> **Written instruction**
All entries should be output exactly as they stand.

==============================

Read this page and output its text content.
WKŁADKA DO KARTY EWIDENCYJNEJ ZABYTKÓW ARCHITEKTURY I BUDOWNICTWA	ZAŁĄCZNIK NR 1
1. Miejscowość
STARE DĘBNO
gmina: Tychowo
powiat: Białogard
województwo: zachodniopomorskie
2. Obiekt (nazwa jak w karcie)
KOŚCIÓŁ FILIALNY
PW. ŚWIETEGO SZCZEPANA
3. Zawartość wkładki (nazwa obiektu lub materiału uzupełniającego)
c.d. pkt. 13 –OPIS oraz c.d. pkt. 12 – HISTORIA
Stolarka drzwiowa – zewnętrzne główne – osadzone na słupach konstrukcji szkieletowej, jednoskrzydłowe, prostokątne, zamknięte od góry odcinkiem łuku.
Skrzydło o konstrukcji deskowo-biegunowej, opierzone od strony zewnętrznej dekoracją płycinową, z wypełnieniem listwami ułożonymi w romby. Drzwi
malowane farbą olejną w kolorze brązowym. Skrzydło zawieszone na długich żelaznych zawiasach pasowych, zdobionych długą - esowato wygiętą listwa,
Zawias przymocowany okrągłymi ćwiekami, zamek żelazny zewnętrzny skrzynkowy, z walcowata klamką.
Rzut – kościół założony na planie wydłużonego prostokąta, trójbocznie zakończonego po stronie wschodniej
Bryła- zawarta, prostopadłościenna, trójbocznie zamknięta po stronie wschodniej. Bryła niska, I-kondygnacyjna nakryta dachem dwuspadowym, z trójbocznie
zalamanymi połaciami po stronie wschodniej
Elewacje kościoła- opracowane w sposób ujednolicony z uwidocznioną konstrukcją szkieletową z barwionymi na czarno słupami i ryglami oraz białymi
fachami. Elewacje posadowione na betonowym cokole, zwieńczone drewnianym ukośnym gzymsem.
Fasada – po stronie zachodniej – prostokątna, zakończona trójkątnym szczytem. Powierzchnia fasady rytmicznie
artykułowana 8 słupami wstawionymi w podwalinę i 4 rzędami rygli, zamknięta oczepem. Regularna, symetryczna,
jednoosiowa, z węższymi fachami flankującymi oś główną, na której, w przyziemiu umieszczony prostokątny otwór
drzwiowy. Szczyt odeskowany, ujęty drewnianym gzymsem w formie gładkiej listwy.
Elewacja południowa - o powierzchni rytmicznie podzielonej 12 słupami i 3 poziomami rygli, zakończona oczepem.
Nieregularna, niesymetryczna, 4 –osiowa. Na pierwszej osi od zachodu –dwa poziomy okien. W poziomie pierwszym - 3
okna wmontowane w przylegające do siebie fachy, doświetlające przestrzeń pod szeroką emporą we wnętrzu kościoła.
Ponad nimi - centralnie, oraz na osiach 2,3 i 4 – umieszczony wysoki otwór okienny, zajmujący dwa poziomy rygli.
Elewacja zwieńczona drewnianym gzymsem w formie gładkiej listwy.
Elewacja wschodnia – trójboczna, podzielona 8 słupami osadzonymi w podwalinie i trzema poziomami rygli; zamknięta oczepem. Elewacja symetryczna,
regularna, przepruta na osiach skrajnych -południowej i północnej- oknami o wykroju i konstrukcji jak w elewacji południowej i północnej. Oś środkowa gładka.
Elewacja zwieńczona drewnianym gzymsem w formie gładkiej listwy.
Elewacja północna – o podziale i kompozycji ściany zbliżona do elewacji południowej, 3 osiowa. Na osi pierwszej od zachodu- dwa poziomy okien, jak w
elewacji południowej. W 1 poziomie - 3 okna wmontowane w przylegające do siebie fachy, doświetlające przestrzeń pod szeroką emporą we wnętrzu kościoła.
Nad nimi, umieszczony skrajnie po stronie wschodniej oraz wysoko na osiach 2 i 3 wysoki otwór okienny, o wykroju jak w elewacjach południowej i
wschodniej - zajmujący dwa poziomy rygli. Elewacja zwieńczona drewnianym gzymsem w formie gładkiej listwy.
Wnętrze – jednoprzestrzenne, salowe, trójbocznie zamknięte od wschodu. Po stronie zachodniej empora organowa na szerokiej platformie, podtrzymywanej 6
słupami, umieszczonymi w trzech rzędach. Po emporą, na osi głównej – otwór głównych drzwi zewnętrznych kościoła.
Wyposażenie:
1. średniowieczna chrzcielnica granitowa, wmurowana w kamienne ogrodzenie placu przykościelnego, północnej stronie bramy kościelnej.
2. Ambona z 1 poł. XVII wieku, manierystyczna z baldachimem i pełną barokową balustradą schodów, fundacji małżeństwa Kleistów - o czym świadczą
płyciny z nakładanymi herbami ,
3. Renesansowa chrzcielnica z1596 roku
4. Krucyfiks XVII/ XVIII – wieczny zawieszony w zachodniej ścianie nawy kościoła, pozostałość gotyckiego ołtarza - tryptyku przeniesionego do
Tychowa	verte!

==============================

> **Response for this exercise**
Read this page and output its text content.
WKŁADKA DO KARTY EWIDENCYJNEJ ZABYTKÓW ARCHITEKTURY I BUDOWNICTWA	ZAŁĄCZNIK NR 1
1. Miejscowość
STARE DĘBNO
gmina: Tychowo
powiat: Białogard
województwo: zachodniopomorskie
2. Obiekt (nazwa jak w karcie)
KOŚCIÓŁ FILIALNY
PW. ŚWIETEGO SZCZEPANA
3. Zawartość wkładki (nazwa obiektu lub materiału uzupełniającego)
c.d. pkt. 13 –OPIS oraz c.d. pkt. 12 – HISTORIA
Stolarka drzwiowa – zewnętrzne główne – osadzone na słupach konstrukcji szkieletowej, jednoskrzydłowe, prostokątne, zamknięte od góry odcinkiem łuku.
Skrzydło o konstrukcji deskowo-biegunowej, opierzone od strony zewnętrznej dekoracją płycinową, z wypełnieniem listwami ułożonymi w romby. Drzwi
malowane farbą olejną w kolorze brązowym. Skrzydło zawieszone na długich żelaznych zawiasach pasowych, zdobionych długą - esowato wygiętą listwa,
Zawias przymocowany okrągłymi ćwiekami, zamek żelazny zewnętrzny skrzynkowy, z walcowata klamką.
Rzut – kościół założony na planie wydłużonego prostokąta, trójbocznie zakończonego po stronie wschodniej
Bryła- zawarta, prostopadłościenna, trójbocznie zamknięta po stronie wschodniej. Bryła niska, I-kondygnacyjna nakryta dachem dwuspadowym, z trójbocznie
zalamanymi połaciami po stronie wschodniej
Elewacje kościoła- opracowane w sposób ujednolicony z uwidocznioną konstrukcją szkieletową z barwionymi na czarno słupami i ryglami oraz białymi
fachami. Elewacje posadowione na betonowym cokole, zwieńczone drewnianym ukośnym gzymsem.
Fasada – po stronie zachodniej – prostokątna, zakończona trójkątnym szczytem. Powierzchnia fasady rytmicznie
artykułowana 8 słupami wstawionymi w podwalinę i 4 rzędami rygli, zamknięta oczepem. Regularna, symetryczna,
jednoosiowa, z węższymi fachami flankującymi oś główną, na której, w przyziemiu umieszczony prostokątny otwór
drzwiowy. Szczyt odeskowany, ujęty drewnianym gzymsem w formie gładkiej listwy.
Elewacja południowa - o powierzchni rytmicznie podzielonej 12 słupami i 3 poziomami rygli, zakończona oczepem.
Nieregularna, niesymetryczna, 4 –osiowa. Na pierwszej osi od zachodu –dwa poziomy okien. W poziomie pierwszym - 3
okna wmontowane w przylegające do siebie fachy, doświetlające przestrzeń pod szeroką emporą we wnętrzu kościoła.
Ponad nimi - centralnie, oraz na osiach 2,3 i 4 – umieszczony wysoki otwór okienny, zajmujący dwa poziomy rygli.
Elewacja zwieńczona drewnianym gzymsem w formie gładkiej listwy.
Elewacja wschodnia – trójboczna, podzielona 8 słupami osadzonymi w podwalinie i trzema poziomami rygli; zamknięta oczepem. Elewacja symetryczna,
regularna, przepruta na osiach skrajnych -południowej i północnej- oknami o wykroju i konstrukcji jak w elewacji południowej i północnej. Oś środkowa gładka.
Elewacja zwieńczona drewnianym gzymsem w formie gładkiej listwy.
Elewacja północna – o podziale i kompozycji ściany zbliżona do elewacji południowej, 3 osiowa. Na osi pierwszej od zachodu- dwa poziomy okien, jak w
elewacji południowej. W 1 poziomie - 3 okna wmontowane w przylegające do siebie fachy, doświetlające przestrzeń pod szeroką emporą we wnętrzu kościoła.
Nad nimi, umieszczony skrajnie po stronie wschodniej oraz wysoko na osiach 2 i 3 wysoki otwór okienny, o wykroju jak w elewacjach południowej i
wschodniej - zajmujący dwa poziomy rygli. Elewacja zwieńczona drewnianym gzymsem w formie gładkiej listwy.
Wnętrze – jednoprzestrzenne, salowe, trójbocznie zamknięte od wschodu. Po stronie zachodniej empora organowa na szerokiej platformie, podtrzymywanej 6
słupami, umieszczonymi w trzech rzędach. Po emporą, na osi głównej – otwór głównych drzwi zewnętrznych kościoła.
Wyposażenie:
1. średniowieczna chrzcielnica granitowa, wmurowana w kamienne ogrodzenie placu przykościelnego, północnej stronie bramy kościelnej.
2. Ambona z 1 poł. XVII wieku, manierystyczna z baldachimem i pełną barokową balustradą schodów, fundacji małżeństwa Kleistów - o czym świadczą
płyciny z nakładanymi herbami ,
3. Renesansowa chrzcielnica z1596 roku
4. Krucyfiks XVII/ XVIII – wieczny zawieszony w zachodniej ścianie nawy kościoła, pozostałość gotyckiego ołtarza - tryptyku przeniesionego do
Tychowa	verte!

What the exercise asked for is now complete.